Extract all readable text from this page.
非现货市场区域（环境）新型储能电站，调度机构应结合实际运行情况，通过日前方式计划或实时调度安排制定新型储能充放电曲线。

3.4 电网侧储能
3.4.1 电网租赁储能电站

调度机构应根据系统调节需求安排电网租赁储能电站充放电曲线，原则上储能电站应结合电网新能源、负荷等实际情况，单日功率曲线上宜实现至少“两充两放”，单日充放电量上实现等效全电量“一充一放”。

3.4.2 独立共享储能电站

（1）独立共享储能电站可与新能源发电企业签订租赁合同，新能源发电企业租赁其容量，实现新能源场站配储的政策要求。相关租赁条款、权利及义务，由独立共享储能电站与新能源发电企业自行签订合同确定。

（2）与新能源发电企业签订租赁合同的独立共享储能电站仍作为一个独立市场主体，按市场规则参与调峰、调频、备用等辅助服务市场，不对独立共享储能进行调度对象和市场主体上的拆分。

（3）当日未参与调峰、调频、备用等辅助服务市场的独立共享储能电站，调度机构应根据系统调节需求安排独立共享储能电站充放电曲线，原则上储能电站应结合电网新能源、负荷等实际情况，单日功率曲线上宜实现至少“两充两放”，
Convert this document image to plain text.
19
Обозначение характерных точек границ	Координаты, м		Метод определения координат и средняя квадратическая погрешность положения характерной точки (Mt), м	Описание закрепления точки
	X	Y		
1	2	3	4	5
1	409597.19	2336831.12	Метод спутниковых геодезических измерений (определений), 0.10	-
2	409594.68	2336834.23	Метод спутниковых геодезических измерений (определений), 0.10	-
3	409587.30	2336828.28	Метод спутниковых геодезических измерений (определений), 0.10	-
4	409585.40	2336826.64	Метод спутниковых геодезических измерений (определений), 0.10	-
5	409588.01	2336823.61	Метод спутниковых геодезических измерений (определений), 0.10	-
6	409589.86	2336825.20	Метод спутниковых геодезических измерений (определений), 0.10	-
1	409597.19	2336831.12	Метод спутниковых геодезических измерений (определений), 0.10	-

----

- Instruction -
Reproduce each record shown above without altering a single word.

- Solution for this problem -
Extract all readable text from this page.
非现货市场区域（环境）新型储能电站，调度机构应结合实际运行情况，通过日前方式计划或实时调度安排制定新型储能充放电曲线。

3.4 电网侧储能
3.4.1 电网租赁储能电站

调度机构应根据系统调节需求安排电网租赁储能电站充放电曲线，原则上储能电站应结合电网新能源、负荷等实际情况，单日功率曲线上宜实现至少“两充两放”，单日充放电量上实现等效全电量“一充一放”。

3.4.2 独立共享储能电站

（1）独立共享储能电站可与新能源发电企业签订租赁合同，新能源发电企业租赁其容量，实现新能源场站配储的政策要求。相关租赁条款、权利及义务，由独立共享储能电站与新能源发电企业自行签订合同确定。

（2）与新能源发电企业签订租赁合同的独立共享储能电站仍作为一个独立市场主体，按市场规则参与调峰、调频、备用等辅助服务市场，不对独立共享储能进行调度对象和市场主体上的拆分。

（3）当日未参与调峰、调频、备用等辅助服务市场的独立共享储能电站，调度机构应根据系统调节需求安排独立共享储能电站充放电曲线，原则上储能电站应结合电网新能源、负荷等实际情况，单日功率曲线上宜实现至少“两充两放”，
Convert this document image to plain text.
19
Обозначение характерных точек границ	Координаты, м		Метод определения координат и средняя квадратическая погрешность положения характерной точки (Mt), м	Описание закрепления точки
	X	Y		
1	2	3	4	5
1	409597.19	2336831.12	Метод спутниковых геодезических измерений (определений), 0.10	-
2	409594.68	2336834.23	Метод спутниковых геодезических измерений (определений), 0.10	-
3	409587.30	2336828.28	Метод спутниковых геодезических измерений (определений), 0.10	-
4	409585.40	2336826.64	Метод спутниковых геодезических измерений (определений), 0.10	-
5	409588.01	2336823.61	Метод спутниковых геодезических измерений (определений), 0.10	-
6	409589.86	2336825.20	Метод спутниковых геодезических измерений (определений), 0.10	-
1	409597.19	2336831.12	Метод спутниковых геодезических измерений (определений), 0.10	-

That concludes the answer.